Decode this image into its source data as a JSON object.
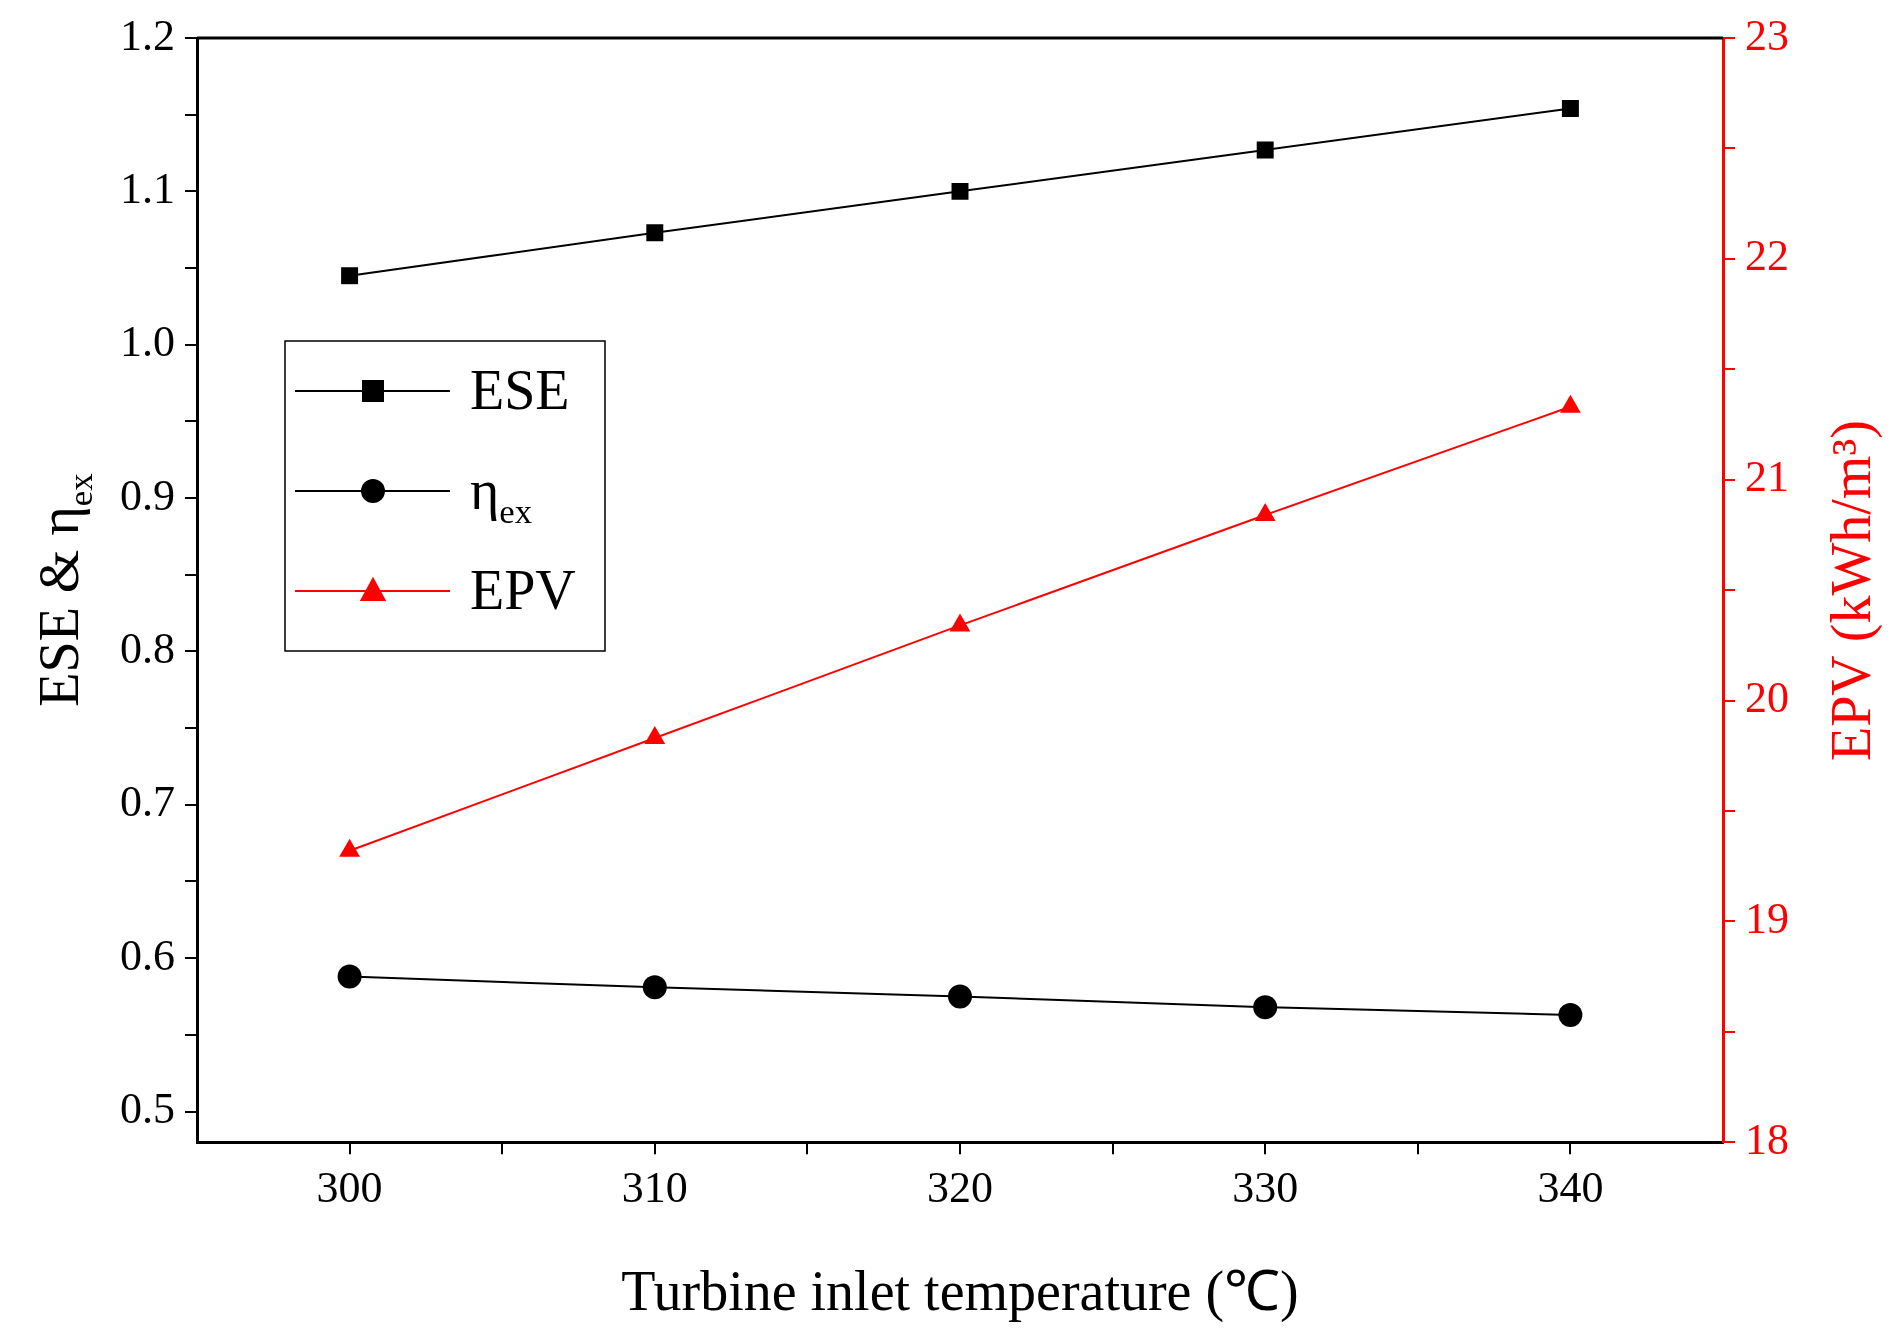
{
  "chart_data": {
    "type": "line",
    "xlabel": "Turbine inlet temperature (℃)",
    "ylabel": "ESE & η$_{ex}$",
    "y2label": "EPV (kWh/m³)",
    "x": [
      300,
      310,
      320,
      330,
      340
    ],
    "series": [
      {
        "name": "ESE",
        "color": "#000000",
        "marker": "square",
        "values": [
          1.045,
          1.073,
          1.1,
          1.127,
          1.154
        ]
      },
      {
        "name": "η$_{ex}$",
        "color": "#000000",
        "marker": "circle",
        "values": [
          0.588,
          0.581,
          0.575,
          0.568,
          0.563
        ]
      },
      {
        "name": "EPV",
        "color": "#ff0000",
        "marker": "triangle",
        "axis": "y2",
        "values": [
          19.32,
          19.83,
          20.34,
          20.84,
          21.33
        ]
      }
    ],
    "xlim": [
      295,
      345
    ],
    "xticks": [
      300,
      {
        "value": 305,
        "label": null
      },
      310,
      {
        "value": 315,
        "label": null
      },
      320,
      {
        "value": 325,
        "label": null
      },
      330,
      {
        "value": 335,
        "label": null
      },
      340
    ],
    "ylim": [
      0.48,
      1.2
    ],
    "yticks": [
      0.5,
      {
        "value": 0.55,
        "label": null
      },
      0.6,
      {
        "value": 0.65,
        "label": null
      },
      0.7,
      {
        "value": 0.75,
        "label": null
      },
      0.8,
      {
        "value": 0.85,
        "label": null
      },
      0.9,
      {
        "value": 0.95,
        "label": null
      },
      {
        "value": 1,
        "label": "1.0"
      },
      {
        "value": 1.05,
        "label": null
      },
      1.1,
      {
        "value": 1.15,
        "label": null
      },
      1.2
    ],
    "y2lim": [
      18,
      23
    ],
    "y2ticks": [
      18,
      {
        "value": 18.5,
        "label": null
      },
      19,
      {
        "value": 19.5,
        "label": null
      },
      20,
      {
        "value": 20.5,
        "label": null
      },
      21,
      {
        "value": 21.5,
        "label": null
      },
      22,
      {
        "value": 22.5,
        "label": null
      },
      23
    ],
    "grid": false,
    "legend": "top left",
    "line_style": "solid"
  }
}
——————
## Stated task
Your copy of the data above should match it exactly, except that pictures are left out.

## Reply to the task
Decode this image into its source data as a JSON object.
{
  "chart_data": {
    "type": "line",
    "xlabel": "Turbine inlet temperature (℃)",
    "ylabel": "ESE & η$_{ex}$",
    "y2label": "EPV (kWh/m³)",
    "x": [
      300,
      310,
      320,
      330,
      340
    ],
    "series": [
      {
        "name": "ESE",
        "color": "#000000",
        "marker": "square",
        "values": [
          1.045,
          1.073,
          1.1,
          1.127,
          1.154
        ]
      },
      {
        "name": "η$_{ex}$",
        "color": "#000000",
        "marker": "circle",
        "values": [
          0.588,
          0.581,
          0.575,
          0.568,
          0.563
        ]
      },
      {
        "name": "EPV",
        "color": "#ff0000",
        "marker": "triangle",
        "axis": "y2",
        "values": [
          19.32,
          19.83,
          20.34,
          20.84,
          21.33
        ]
      }
    ],
    "xlim": [
      295,
      345
    ],
    "xticks": [
      300,
      {
        "value": 305,
        "label": null
      },
      310,
      {
        "value": 315,
        "label": null
      },
      320,
      {
        "value": 325,
        "label": null
      },
      330,
      {
        "value": 335,
        "label": null
      },
      340
    ],
    "ylim": [
      0.48,
      1.2
    ],
    "yticks": [
      0.5,
      {
        "value": 0.55,
        "label": null
      },
      0.6,
      {
        "value": 0.65,
        "label": null
      },
      0.7,
      {
        "value": 0.75,
        "label": null
      },
      0.8,
      {
        "value": 0.85,
        "label": null
      },
      0.9,
      {
        "value": 0.95,
        "label": null
      },
      {
        "value": 1,
        "label": "1.0"
      },
      {
        "value": 1.05,
        "label": null
      },
      1.1,
      {
        "value": 1.15,
        "label": null
      },
      1.2
    ],
    "y2lim": [
      18,
      23
    ],
    "y2ticks": [
      18,
      {
        "value": 18.5,
        "label": null
      },
      19,
      {
        "value": 19.5,
        "label": null
      },
      20,
      {
        "value": 20.5,
        "label": null
      },
      21,
      {
        "value": 21.5,
        "label": null
      },
      22,
      {
        "value": 22.5,
        "label": null
      },
      23
    ],
    "grid": false,
    "legend": "top left",
    "line_style": "solid"
  }
}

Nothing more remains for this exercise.